> _What the task asks_
Every line that contains the word "Maximum" should be copied out.

═════ Task input

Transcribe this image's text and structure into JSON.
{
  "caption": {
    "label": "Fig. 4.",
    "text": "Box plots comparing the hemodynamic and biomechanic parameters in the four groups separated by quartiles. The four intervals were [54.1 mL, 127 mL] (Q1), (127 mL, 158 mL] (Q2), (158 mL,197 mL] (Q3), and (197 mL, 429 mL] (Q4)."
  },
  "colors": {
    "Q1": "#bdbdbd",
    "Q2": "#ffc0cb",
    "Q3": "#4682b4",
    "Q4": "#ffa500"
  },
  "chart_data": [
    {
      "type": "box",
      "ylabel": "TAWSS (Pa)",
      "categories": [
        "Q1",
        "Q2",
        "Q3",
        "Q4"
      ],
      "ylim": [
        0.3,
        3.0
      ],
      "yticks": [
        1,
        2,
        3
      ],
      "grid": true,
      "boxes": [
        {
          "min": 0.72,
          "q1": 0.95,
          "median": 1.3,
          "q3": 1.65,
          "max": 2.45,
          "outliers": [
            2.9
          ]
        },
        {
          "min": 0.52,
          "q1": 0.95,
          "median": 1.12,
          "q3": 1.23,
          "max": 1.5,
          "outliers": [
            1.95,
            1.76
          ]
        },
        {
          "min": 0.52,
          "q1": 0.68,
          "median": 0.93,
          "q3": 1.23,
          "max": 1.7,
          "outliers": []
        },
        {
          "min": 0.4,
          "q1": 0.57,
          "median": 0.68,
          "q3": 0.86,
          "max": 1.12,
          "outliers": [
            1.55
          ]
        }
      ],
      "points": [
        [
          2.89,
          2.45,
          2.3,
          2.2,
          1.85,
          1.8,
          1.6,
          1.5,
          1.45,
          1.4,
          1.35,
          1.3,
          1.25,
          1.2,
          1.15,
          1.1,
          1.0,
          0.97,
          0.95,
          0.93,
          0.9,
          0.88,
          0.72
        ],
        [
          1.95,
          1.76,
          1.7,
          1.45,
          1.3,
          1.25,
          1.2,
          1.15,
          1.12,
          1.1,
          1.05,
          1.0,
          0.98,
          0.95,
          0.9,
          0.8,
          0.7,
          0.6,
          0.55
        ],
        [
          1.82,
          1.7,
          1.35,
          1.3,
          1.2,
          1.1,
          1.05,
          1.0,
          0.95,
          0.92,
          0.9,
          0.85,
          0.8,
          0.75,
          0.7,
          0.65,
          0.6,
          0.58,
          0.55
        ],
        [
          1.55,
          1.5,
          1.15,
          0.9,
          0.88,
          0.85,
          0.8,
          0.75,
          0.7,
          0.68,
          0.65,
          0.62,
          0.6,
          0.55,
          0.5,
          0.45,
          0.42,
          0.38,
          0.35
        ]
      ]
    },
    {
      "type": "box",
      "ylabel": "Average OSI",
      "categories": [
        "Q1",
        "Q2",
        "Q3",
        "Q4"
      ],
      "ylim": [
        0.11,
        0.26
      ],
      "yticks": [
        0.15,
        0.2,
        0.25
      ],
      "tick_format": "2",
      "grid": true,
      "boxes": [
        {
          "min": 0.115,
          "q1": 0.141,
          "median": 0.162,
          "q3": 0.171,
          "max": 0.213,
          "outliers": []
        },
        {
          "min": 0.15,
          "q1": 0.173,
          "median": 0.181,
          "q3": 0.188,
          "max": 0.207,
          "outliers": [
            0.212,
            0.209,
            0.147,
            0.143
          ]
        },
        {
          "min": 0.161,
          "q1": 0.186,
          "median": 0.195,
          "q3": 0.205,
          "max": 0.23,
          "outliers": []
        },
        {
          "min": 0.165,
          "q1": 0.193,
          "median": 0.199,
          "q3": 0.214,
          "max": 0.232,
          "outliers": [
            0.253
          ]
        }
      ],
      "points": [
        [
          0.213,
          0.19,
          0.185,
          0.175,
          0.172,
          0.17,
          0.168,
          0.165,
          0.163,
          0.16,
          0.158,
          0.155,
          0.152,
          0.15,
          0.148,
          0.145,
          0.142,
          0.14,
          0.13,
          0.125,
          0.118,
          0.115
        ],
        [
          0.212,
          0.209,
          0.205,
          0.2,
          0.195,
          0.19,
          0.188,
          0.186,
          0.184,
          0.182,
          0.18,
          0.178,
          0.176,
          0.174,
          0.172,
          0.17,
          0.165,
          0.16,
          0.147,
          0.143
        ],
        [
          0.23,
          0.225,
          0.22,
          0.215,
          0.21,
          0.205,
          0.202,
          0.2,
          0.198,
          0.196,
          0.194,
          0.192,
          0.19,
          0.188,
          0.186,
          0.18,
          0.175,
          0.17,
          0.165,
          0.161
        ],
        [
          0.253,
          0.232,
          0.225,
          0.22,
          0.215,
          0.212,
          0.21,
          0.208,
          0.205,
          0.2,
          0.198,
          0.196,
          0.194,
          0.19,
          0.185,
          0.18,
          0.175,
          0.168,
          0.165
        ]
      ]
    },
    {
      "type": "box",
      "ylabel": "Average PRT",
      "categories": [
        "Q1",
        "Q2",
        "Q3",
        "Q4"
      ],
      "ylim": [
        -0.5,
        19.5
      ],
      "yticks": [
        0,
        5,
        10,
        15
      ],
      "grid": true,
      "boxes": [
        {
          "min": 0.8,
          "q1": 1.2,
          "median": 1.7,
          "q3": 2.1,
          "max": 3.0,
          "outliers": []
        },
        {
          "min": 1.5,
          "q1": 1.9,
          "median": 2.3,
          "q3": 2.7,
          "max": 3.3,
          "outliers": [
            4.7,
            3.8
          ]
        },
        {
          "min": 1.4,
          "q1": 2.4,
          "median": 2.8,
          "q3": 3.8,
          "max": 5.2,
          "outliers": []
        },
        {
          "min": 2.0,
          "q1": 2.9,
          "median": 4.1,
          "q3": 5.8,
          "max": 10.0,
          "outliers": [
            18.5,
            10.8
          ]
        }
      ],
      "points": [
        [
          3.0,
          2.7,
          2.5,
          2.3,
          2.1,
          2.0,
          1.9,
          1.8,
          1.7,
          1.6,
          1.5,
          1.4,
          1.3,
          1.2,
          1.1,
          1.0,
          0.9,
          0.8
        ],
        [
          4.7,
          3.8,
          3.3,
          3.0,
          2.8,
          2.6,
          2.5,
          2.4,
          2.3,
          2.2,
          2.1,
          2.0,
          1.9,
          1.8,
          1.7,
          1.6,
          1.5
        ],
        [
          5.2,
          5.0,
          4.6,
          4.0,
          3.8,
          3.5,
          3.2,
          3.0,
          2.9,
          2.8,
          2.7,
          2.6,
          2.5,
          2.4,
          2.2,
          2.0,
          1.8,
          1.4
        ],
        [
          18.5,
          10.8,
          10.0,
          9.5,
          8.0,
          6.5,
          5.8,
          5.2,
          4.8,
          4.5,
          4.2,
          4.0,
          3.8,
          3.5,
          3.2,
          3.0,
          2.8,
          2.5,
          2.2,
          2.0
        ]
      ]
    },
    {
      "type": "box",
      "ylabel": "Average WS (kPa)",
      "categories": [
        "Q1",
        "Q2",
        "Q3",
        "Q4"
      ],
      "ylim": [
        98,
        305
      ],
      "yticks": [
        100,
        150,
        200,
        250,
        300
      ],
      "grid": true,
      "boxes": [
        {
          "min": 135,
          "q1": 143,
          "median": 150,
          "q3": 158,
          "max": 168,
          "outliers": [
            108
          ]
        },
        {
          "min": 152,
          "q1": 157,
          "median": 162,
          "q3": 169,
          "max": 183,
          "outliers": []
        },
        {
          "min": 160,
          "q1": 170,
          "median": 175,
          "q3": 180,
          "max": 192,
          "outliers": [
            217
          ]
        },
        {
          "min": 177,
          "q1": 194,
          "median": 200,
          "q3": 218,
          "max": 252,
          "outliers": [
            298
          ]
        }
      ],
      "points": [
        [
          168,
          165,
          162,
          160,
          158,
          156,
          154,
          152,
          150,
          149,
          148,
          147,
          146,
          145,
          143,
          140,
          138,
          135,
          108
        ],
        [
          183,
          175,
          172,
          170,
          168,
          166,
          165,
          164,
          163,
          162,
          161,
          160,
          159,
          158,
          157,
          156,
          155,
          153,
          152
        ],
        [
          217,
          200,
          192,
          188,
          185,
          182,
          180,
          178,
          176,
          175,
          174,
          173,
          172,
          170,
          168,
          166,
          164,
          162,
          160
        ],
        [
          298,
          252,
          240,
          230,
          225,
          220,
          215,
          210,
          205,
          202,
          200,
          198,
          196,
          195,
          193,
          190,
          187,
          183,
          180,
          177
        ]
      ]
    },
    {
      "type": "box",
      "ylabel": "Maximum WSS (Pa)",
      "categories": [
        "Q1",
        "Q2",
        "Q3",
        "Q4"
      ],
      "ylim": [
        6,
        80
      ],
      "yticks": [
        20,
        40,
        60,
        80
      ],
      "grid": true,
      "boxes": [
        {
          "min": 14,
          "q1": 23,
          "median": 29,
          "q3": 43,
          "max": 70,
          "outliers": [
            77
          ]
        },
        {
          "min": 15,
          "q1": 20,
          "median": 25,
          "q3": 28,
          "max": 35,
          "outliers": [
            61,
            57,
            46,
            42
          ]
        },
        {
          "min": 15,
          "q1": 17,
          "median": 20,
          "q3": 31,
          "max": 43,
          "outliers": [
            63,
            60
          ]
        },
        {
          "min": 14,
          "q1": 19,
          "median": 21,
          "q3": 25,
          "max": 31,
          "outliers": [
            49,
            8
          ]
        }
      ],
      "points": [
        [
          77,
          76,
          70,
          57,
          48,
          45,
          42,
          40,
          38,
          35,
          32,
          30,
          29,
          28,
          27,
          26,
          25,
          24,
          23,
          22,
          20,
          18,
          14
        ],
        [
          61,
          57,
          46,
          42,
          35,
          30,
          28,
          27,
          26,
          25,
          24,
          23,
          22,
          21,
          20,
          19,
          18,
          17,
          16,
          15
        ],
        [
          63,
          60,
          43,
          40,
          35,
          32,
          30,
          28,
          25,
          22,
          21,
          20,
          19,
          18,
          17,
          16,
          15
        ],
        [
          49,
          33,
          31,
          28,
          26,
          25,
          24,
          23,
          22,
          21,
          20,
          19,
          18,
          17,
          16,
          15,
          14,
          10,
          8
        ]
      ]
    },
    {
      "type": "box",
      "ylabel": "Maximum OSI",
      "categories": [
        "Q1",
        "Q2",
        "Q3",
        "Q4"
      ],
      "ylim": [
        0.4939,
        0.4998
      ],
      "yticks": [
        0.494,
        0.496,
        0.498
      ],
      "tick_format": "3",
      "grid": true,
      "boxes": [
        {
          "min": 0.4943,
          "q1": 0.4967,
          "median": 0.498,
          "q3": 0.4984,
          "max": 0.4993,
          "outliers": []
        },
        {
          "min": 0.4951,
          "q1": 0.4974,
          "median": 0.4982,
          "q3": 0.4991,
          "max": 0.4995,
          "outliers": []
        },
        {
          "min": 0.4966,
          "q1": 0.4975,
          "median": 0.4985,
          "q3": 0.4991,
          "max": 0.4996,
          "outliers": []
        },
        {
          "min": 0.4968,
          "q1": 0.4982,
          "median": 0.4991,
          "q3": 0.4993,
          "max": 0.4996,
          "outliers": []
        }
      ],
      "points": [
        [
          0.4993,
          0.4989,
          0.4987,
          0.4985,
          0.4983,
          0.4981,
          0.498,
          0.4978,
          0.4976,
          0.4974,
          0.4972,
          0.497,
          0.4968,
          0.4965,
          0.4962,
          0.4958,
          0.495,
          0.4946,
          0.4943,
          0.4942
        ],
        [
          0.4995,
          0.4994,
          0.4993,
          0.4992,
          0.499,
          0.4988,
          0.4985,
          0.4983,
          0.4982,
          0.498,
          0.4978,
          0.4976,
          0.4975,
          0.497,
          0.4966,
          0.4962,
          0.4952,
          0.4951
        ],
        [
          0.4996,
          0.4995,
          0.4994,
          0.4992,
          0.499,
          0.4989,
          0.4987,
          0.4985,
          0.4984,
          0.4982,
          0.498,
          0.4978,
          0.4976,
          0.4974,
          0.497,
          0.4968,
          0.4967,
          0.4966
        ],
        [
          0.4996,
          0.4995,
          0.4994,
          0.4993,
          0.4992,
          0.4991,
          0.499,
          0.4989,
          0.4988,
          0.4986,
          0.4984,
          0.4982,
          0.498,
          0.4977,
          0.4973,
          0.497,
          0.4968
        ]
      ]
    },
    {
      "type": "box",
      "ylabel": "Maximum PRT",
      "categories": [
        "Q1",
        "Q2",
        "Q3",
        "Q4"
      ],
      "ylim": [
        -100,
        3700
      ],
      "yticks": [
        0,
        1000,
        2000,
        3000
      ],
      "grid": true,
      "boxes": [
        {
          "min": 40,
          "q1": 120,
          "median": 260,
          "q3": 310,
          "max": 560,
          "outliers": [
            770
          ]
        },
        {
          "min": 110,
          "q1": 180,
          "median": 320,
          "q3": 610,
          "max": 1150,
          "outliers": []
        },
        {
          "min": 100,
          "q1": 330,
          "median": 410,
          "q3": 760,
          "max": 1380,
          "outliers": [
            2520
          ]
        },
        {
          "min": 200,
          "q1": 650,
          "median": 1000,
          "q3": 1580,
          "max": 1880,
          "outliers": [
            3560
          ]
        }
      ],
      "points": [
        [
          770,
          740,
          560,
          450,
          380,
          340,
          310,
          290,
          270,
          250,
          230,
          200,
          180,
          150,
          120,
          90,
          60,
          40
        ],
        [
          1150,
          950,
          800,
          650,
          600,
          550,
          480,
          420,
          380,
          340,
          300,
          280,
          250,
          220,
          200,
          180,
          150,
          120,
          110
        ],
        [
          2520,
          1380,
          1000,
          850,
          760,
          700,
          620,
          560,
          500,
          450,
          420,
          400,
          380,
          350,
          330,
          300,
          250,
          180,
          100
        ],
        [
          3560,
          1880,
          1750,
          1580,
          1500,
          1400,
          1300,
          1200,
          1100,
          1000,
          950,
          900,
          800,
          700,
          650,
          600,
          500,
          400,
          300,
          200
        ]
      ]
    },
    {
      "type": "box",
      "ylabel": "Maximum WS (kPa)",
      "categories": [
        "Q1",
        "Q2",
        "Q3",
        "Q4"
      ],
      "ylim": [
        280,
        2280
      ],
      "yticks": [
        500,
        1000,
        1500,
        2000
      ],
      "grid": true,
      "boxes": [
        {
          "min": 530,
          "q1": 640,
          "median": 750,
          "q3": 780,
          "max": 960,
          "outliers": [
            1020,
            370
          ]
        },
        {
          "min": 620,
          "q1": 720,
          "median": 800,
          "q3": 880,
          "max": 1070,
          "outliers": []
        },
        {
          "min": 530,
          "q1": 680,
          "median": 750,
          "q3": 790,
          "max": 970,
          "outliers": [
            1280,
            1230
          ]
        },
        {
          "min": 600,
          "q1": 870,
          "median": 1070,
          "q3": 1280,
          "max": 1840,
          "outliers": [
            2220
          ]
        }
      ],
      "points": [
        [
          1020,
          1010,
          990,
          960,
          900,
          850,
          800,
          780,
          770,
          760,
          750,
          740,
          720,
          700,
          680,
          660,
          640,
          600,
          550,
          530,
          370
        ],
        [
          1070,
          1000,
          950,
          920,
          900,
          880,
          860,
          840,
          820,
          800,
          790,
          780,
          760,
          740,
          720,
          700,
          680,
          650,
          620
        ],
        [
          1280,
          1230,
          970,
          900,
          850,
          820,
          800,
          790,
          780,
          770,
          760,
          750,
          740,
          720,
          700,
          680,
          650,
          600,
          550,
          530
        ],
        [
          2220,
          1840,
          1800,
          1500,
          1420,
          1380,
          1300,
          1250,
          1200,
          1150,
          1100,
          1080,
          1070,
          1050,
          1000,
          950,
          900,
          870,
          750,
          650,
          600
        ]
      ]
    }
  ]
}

══════════

> _Answer for the task_
      "ylabel": "Maximum WSS (Pa)",
      "ylabel": "Maximum OSI",
      "ylabel": "Maximum PRT",
      "ylabel": "Maximum WS (kPa)",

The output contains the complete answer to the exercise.